→ What is required
For the records that follow, return only the count of lines containing the string "color".

-- START Exercise data --

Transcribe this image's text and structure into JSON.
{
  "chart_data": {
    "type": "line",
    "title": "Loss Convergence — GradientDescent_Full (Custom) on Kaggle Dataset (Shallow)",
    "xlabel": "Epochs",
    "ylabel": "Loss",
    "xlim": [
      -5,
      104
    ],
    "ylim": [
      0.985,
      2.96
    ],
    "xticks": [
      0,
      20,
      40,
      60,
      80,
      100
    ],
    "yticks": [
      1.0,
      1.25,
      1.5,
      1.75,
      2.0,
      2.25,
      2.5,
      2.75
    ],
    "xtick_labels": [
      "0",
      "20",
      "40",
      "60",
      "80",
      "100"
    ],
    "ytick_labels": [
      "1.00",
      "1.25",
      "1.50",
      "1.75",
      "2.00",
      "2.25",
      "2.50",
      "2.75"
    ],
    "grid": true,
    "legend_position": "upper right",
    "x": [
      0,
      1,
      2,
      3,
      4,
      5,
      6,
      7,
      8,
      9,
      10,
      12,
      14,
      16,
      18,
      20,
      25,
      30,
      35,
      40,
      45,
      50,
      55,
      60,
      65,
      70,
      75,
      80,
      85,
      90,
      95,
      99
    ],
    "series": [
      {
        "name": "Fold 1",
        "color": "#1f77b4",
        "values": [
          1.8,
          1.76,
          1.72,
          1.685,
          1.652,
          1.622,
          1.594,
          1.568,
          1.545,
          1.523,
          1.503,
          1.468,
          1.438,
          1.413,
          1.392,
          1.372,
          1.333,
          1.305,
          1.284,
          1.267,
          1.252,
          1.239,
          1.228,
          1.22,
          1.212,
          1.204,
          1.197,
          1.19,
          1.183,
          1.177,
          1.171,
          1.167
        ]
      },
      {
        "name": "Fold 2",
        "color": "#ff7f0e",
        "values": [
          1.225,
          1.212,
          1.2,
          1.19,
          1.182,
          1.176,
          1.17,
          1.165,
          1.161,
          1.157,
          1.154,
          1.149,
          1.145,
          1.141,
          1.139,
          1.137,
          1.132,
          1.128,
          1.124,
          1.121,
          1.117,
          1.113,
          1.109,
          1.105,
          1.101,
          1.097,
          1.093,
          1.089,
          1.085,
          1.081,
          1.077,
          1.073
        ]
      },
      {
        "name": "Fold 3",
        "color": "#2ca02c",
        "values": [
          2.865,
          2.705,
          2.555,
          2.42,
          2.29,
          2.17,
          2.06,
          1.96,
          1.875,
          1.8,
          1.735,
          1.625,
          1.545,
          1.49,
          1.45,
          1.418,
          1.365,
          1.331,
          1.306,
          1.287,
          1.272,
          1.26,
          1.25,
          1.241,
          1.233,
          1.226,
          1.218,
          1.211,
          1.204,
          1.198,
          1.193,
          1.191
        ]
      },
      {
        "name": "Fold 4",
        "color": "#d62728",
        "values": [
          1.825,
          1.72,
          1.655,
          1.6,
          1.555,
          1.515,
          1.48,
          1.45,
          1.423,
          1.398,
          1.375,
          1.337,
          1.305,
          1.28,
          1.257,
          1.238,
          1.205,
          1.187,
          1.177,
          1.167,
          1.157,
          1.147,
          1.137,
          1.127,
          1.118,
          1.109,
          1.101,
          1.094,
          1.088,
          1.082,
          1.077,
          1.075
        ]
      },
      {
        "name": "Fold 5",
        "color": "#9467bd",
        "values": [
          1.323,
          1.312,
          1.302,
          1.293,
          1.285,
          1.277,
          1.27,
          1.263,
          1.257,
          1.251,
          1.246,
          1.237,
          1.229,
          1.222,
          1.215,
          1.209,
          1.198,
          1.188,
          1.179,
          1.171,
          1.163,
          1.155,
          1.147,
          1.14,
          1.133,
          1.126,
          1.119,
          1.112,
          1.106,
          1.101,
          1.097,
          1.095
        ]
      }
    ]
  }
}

-- END Exercise data --

→ The response
5